Aim:
What follows is a block of records; restate each one word for word.

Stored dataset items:

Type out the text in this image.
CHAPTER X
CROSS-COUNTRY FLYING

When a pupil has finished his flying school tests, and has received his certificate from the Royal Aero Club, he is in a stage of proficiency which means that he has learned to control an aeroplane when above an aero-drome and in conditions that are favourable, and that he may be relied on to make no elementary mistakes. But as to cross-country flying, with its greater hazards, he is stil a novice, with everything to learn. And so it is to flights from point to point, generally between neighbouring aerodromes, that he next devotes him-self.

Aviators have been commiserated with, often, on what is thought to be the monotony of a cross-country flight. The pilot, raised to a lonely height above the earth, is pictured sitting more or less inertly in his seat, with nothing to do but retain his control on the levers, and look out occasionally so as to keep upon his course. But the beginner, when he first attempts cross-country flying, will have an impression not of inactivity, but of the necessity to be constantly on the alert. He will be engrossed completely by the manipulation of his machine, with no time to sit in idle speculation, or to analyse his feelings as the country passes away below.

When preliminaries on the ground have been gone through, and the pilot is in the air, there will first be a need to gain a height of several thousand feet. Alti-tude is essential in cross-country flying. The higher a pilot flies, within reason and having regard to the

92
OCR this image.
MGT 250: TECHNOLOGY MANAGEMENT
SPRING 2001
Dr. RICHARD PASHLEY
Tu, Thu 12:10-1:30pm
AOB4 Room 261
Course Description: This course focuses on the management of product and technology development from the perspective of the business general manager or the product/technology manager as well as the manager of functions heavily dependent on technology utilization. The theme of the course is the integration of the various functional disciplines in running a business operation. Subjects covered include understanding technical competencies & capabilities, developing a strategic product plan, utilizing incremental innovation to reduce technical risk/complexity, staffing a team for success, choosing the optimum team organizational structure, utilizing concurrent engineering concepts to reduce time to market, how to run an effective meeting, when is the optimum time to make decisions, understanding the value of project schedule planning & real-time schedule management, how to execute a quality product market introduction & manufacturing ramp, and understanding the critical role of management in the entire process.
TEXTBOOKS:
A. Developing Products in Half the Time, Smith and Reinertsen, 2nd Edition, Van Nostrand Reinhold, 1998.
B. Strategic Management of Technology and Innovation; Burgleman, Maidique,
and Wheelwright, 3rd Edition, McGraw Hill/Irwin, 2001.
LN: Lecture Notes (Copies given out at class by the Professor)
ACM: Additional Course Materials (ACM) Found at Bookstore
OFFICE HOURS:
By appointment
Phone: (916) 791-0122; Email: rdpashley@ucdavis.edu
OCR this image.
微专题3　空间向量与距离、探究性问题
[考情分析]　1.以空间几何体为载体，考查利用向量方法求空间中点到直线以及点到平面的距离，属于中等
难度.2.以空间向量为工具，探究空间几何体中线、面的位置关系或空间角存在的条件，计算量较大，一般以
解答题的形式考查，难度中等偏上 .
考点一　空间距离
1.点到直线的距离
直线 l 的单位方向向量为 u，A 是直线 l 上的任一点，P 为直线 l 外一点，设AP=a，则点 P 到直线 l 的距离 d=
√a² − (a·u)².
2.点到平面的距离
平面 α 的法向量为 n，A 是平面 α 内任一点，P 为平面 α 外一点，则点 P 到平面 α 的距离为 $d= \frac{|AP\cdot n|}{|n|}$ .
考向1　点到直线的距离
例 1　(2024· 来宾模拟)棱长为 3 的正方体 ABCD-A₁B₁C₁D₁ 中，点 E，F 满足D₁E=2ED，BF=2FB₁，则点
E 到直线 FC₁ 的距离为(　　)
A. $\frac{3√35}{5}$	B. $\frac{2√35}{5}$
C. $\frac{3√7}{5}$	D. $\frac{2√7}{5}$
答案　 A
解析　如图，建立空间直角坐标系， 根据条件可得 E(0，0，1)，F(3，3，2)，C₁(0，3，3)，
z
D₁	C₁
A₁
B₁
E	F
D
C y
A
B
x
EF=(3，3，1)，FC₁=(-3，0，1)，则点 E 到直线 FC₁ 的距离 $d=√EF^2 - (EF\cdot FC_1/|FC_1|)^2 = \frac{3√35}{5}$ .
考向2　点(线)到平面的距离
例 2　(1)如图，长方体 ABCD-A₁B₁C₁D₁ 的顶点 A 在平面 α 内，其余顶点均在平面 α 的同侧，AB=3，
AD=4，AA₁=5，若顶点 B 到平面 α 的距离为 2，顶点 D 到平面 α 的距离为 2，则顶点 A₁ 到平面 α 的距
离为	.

Exercise result:
Type out the text in this image.
CHAPTER X
CROSS-COUNTRY FLYING

When a pupil has finished his flying school tests, and has received his certificate from the Royal Aero Club, he is in a stage of proficiency which means that he has learned to control an aeroplane when above an aero-drome and in conditions that are favourable, and that he may be relied on to make no elementary mistakes. But as to cross-country flying, with its greater hazards, he is stil a novice, with everything to learn. And so it is to flights from point to point, generally between neighbouring aerodromes, that he next devotes him-self.

Aviators have been commiserated with, often, on what is thought to be the monotony of a cross-country flight. The pilot, raised to a lonely height above the earth, is pictured sitting more or less inertly in his seat, with nothing to do but retain his control on the levers, and look out occasionally so as to keep upon his course. But the beginner, when he first attempts cross-country flying, will have an impression not of inactivity, but of the necessity to be constantly on the alert. He will be engrossed completely by the manipulation of his machine, with no time to sit in idle speculation, or to analyse his feelings as the country passes away below.

When preliminaries on the ground have been gone through, and the pilot is in the air, there will first be a need to gain a height of several thousand feet. Alti-tude is essential in cross-country flying. The higher a pilot flies, within reason and having regard to the

92
OCR this image.
MGT 250: TECHNOLOGY MANAGEMENT
SPRING 2001
Dr. RICHARD PASHLEY
Tu, Thu 12:10-1:30pm
AOB4 Room 261
Course Description: This course focuses on the management of product and technology development from the perspective of the business general manager or the product/technology manager as well as the manager of functions heavily dependent on technology utilization. The theme of the course is the integration of the various functional disciplines in running a business operation. Subjects covered include understanding technical competencies & capabilities, developing a strategic product plan, utilizing incremental innovation to reduce technical risk/complexity, staffing a team for success, choosing the optimum team organizational structure, utilizing concurrent engineering concepts to reduce time to market, how to run an effective meeting, when is the optimum time to make decisions, understanding the value of project schedule planning & real-time schedule management, how to execute a quality product market introduction & manufacturing ramp, and understanding the critical role of management in the entire process.
TEXTBOOKS:
A. Developing Products in Half the Time, Smith and Reinertsen, 2nd Edition, Van Nostrand Reinhold, 1998.
B. Strategic Management of Technology and Innovation; Burgleman, Maidique,
and Wheelwright, 3rd Edition, McGraw Hill/Irwin, 2001.
LN: Lecture Notes (Copies given out at class by the Professor)
ACM: Additional Course Materials (ACM) Found at Bookstore
OFFICE HOURS:
By appointment
Phone: (916) 791-0122; Email: rdpashley@ucdavis.edu
OCR this image.
微专题3　空间向量与距离、探究性问题
[考情分析]　1.以空间几何体为载体，考查利用向量方法求空间中点到直线以及点到平面的距离，属于中等
难度.2.以空间向量为工具，探究空间几何体中线、面的位置关系或空间角存在的条件，计算量较大，一般以
解答题的形式考查，难度中等偏上 .
考点一　空间距离
1.点到直线的距离
直线 l 的单位方向向量为 u，A 是直线 l 上的任一点，P 为直线 l 外一点，设AP=a，则点 P 到直线 l 的距离 d=
√a² − (a·u)².
2.点到平面的距离
平面 α 的法向量为 n，A 是平面 α 内任一点，P 为平面 α 外一点，则点 P 到平面 α 的距离为 $d= \frac{|AP\cdot n|}{|n|}$ .
考向1　点到直线的距离
例 1　(2024· 来宾模拟)棱长为 3 的正方体 ABCD-A₁B₁C₁D₁ 中，点 E，F 满足D₁E=2ED，BF=2FB₁，则点
E 到直线 FC₁ 的距离为(　　)
A. $\frac{3√35}{5}$	B. $\frac{2√35}{5}$
C. $\frac{3√7}{5}$	D. $\frac{2√7}{5}$
答案　 A
解析　如图，建立空间直角坐标系， 根据条件可得 E(0，0，1)，F(3，3，2)，C₁(0，3，3)，
z
D₁	C₁
A₁
B₁
E	F
D
C y
A
B
x
EF=(3，3，1)，FC₁=(-3，0，1)，则点 E 到直线 FC₁ 的距离 $d=√EF^2 - (EF\cdot FC_1/|FC_1|)^2 = \frac{3√35}{5}$ .
考向2　点(线)到平面的距离
例 2　(1)如图，长方体 ABCD-A₁B₁C₁D₁ 的顶点 A 在平面 α 内，其余顶点均在平面 α 的同侧，AB=3，
AD=4，AA₁=5，若顶点 B 到平面 α 的距离为 2，顶点 D 到平面 α 的距离为 2，则顶点 A₁ 到平面 α 的距
离为	.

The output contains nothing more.